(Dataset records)
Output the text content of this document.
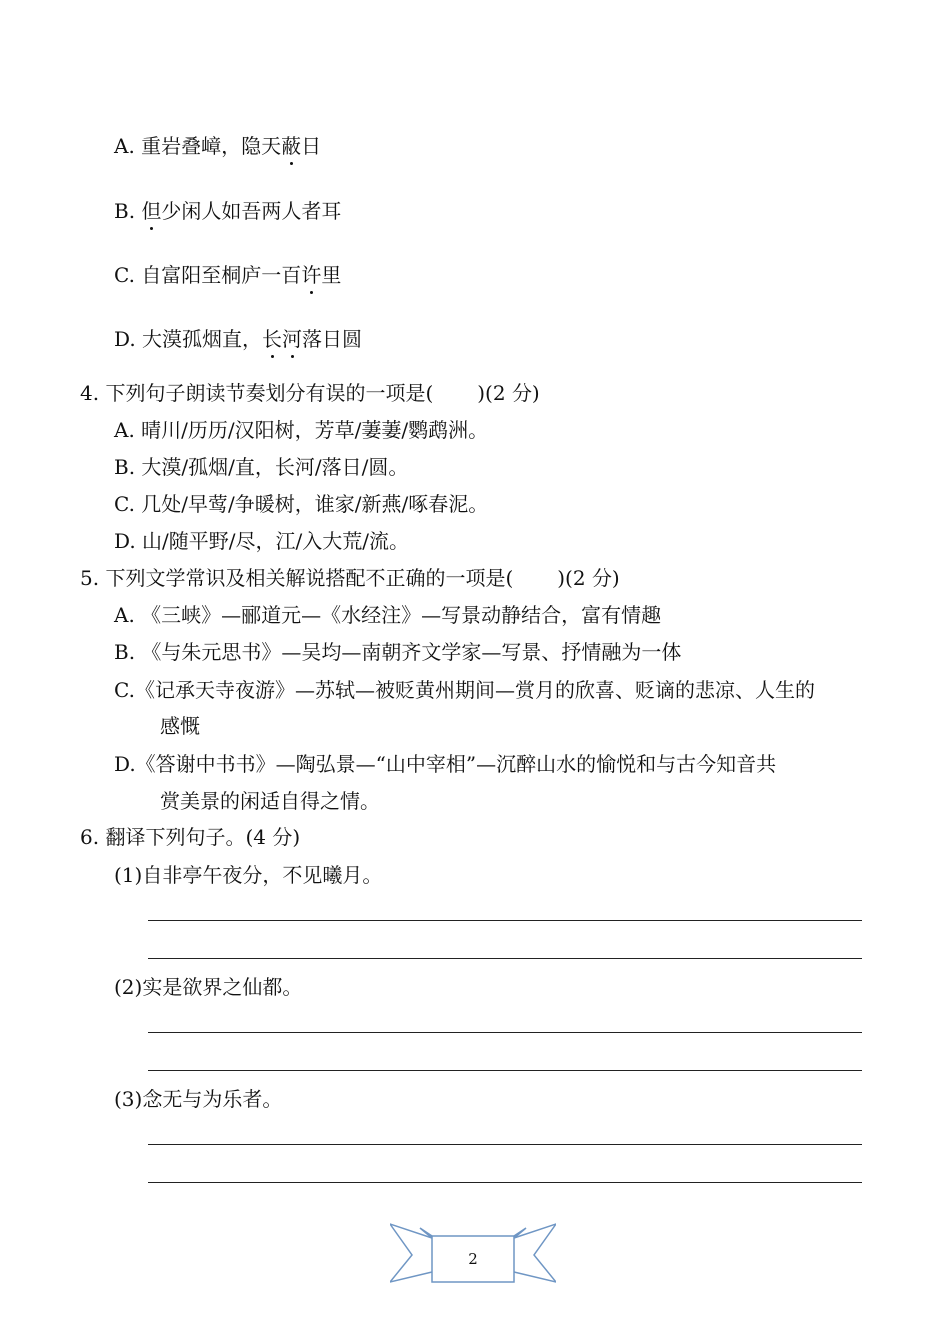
A. 重岩叠嶂，隐天蔽日
B. 但少闲人如吾两人者耳
C. 自富阳至桐庐一百许里
D. 大漠孤烟直，长河落日圆
4. 下列句子朗读节奏划分有误的一项是( )(2 分)
A. 晴川/历历/汉阳树，芳草/萋萋/鹦鹉洲。
B. 大漠/孤烟/直，长河/落日/圆。
C. 几处/早莺/争暖树，谁家/新燕/啄春泥。
D. 山/随平野/尽，江/入大荒/流。
5. 下列文学常识及相关解说搭配不正确的一项是( )(2 分)
A. 《三峡》—郦道元—《水经注》—写景动静结合，富有情趣
B. 《与朱元思书》—吴均—南朝齐文学家—写景、抒情融为一体
C.《记承天寺夜游》—苏轼—被贬黄州期间—赏月的欣喜、贬谪的悲凉、人生的
感慨
D.《答谢中书书》—陶弘景—“山中宰相”—沉醉山水的愉悦和与古今知音共
赏美景的闲适自得之情。
6. 翻译下列句子。(4 分)
(1)自非亭午夜分，不见曦月。
(2)实是欲界之仙都。
(3)念无与为乐者。
2
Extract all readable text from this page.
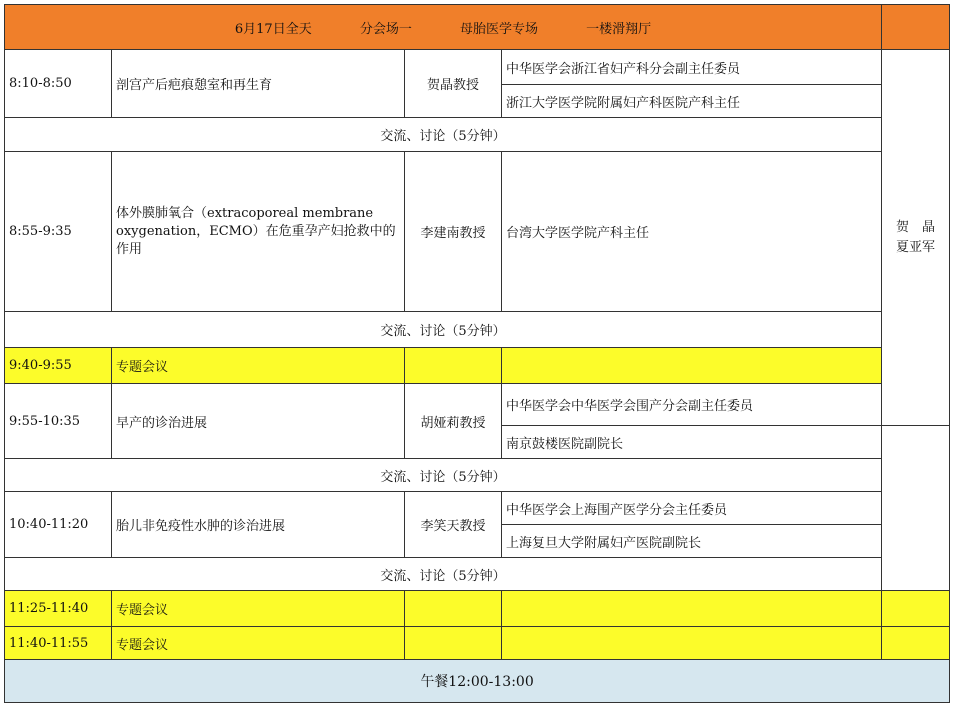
6月17日全天 分会场一 母胎医学专场 一楼滑翔厅					
8:10-8:50	剖宫产后疤痕憩室和再生育	贺晶教授	中华医学会浙江省妇产科分会副主任委员	贺　晶
夏亚军	

			浙江大学医学院附属妇产科医院产科主任		
交流、讨论（5分钟）					
8:55-9:35	体外膜肺氧合（extracoporeal membrane oxygenation，ECMO）在危重孕产妇抢救中的作用	李建南教授	台湾大学医学院产科主任		
交流、讨论（5分钟）					
9:40-9:55	专题会议				
9:55-10:35	早产的诊治进展	胡娅莉教授	中华医学会中华医学会围产分会副主任委员	

			南京鼓楼医院副院长		
交流、讨论（5分钟）					
10:40-11:20	胎儿非免疫性水肿的诊治进展	李笑天教授	中华医学会上海围产医学分会主任委员		
			上海复旦大学附属妇产医院副院长		
交流、讨论（5分钟）					
11:25-11:40	专题会议				
11:40-11:55	专题会议				
午餐12:00-13:00					
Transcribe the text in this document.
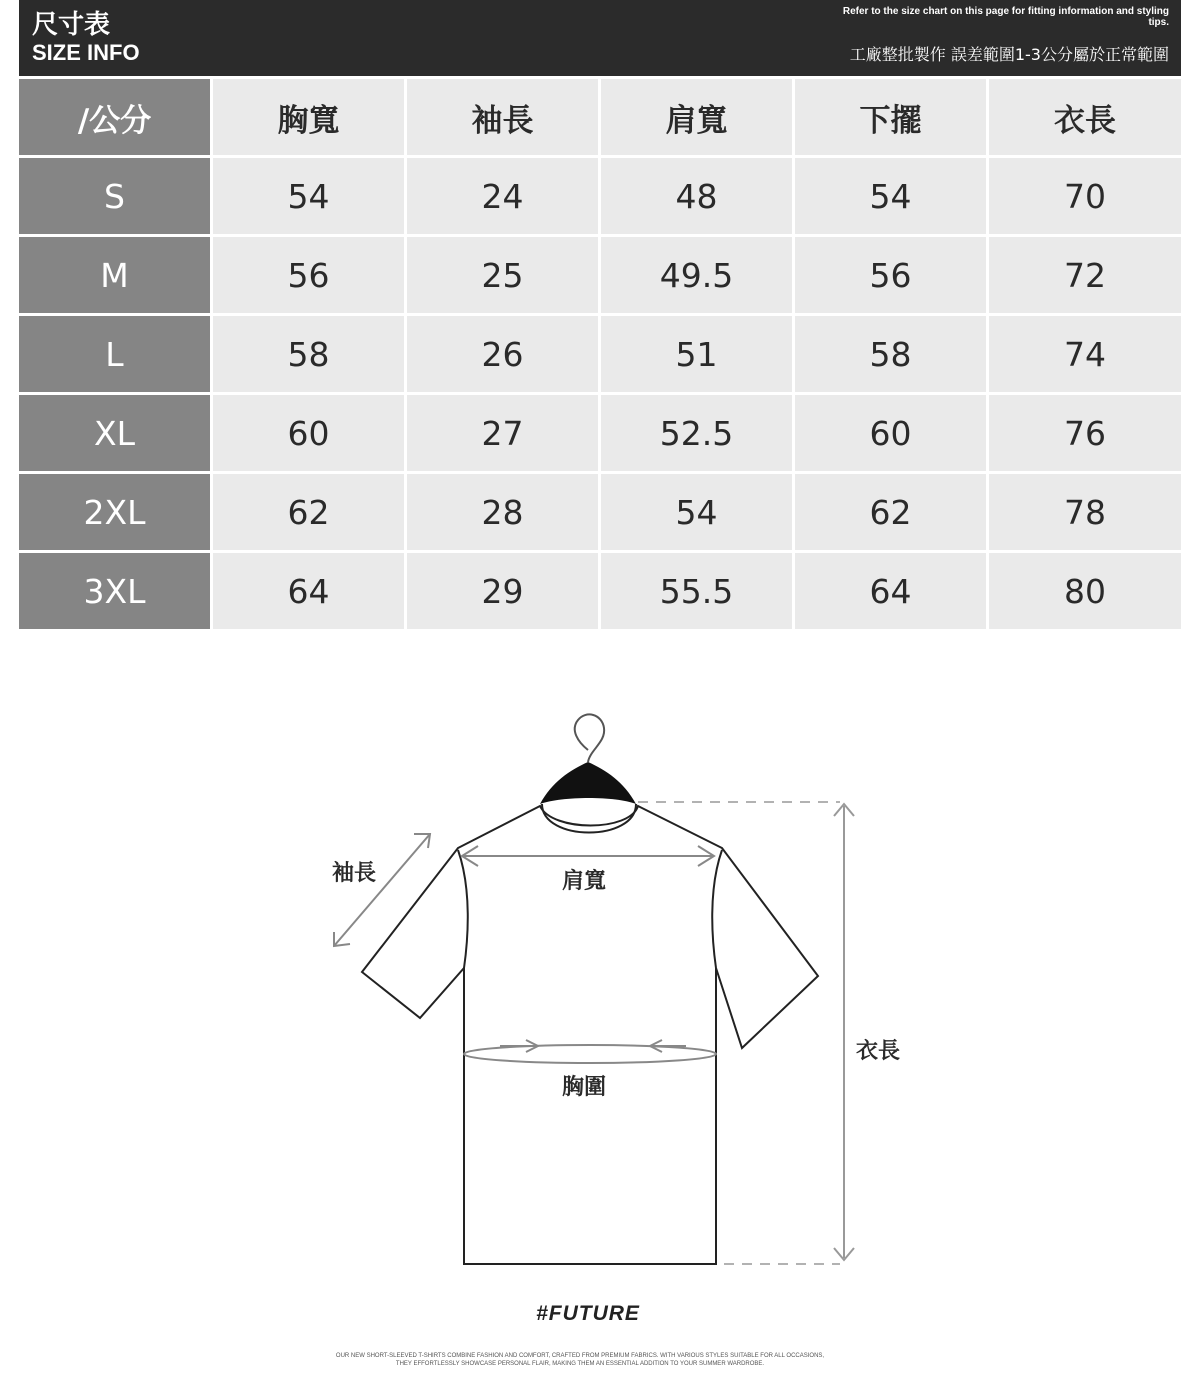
尺寸表
SIZE INFO
Refer to the size chart on this page for fitting information and styling tips.
工廠整批製作 誤差範圍1-3公分屬於正常範圍
/公分	胸寬	袖長	肩寬	下擺	衣長
S	54	24	48	54	70
M	56	25	49.5	56	72
L	58	26	51	58	74
XL	60	27	52.5	60	76
2XL	62	28	54	62	78
3XL	64	29	55.5	64	80
袖長	肩寬
胸圍
衣長
#FUTURE
OUR NEW SHORT-SLEEVED T-SHIRTS COMBINE FASHION AND COMFORT, CRAFTED FROM PREMIUM FABRICS. WITH VARIOUS STYLES SUITABLE FOR ALL OCCASIONS, THEY EFFORTLESSLY SHOWCASE PERSONAL FLAIR, MAKING THEM AN ESSENTIAL ADDITION TO YOUR SUMMER WARDROBE.
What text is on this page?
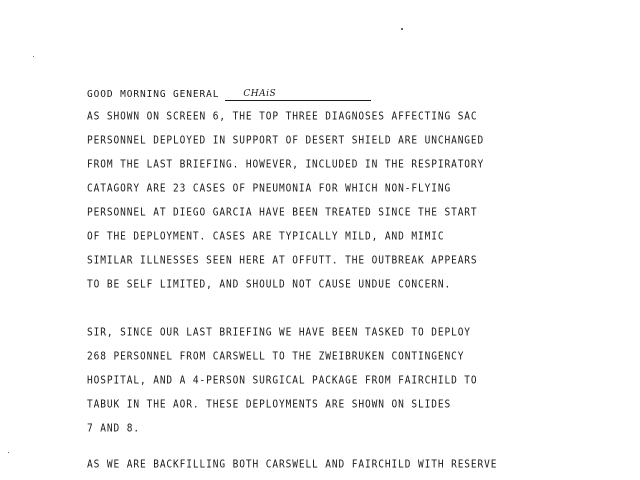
GOOD MORNING GENERAL	CHAiS
AS SHOWN ON SCREEN 6, THE TOP THREE DIAGNOSES AFFECTING SAC
PERSONNEL DEPLOYED IN SUPPORT OF DESERT SHIELD ARE UNCHANGED
FROM THE LAST BRIEFING. HOWEVER, INCLUDED IN THE RESPIRATORY
CATAGORY ARE 23 CASES OF PNEUMONIA FOR WHICH NON-FLYING
PERSONNEL AT DIEGO GARCIA HAVE BEEN TREATED SINCE THE START
OF THE DEPLOYMENT. CASES ARE TYPICALLY MILD, AND MIMIC
SIMILAR ILLNESSES SEEN HERE AT OFFUTT. THE OUTBREAK APPEARS
TO BE SELF LIMITED, AND SHOULD NOT CAUSE UNDUE CONCERN.
SIR, SINCE OUR LAST BRIEFING WE HAVE BEEN TASKED TO DEPLOY
268 PERSONNEL FROM CARSWELL TO THE ZWEIBRUKEN CONTINGENCY
HOSPITAL, AND A 4-PERSON SURGICAL PACKAGE FROM FAIRCHILD TO
TABUK IN THE AOR. THESE DEPLOYMENTS ARE SHOWN ON SLIDES
7 AND 8.
AS WE ARE BACKFILLING BOTH CARSWELL AND FAIRCHILD WITH RESERVE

Task goal. In how many lines of the data does the string "BEEN" appear? Give only the number.

Correct answer. 2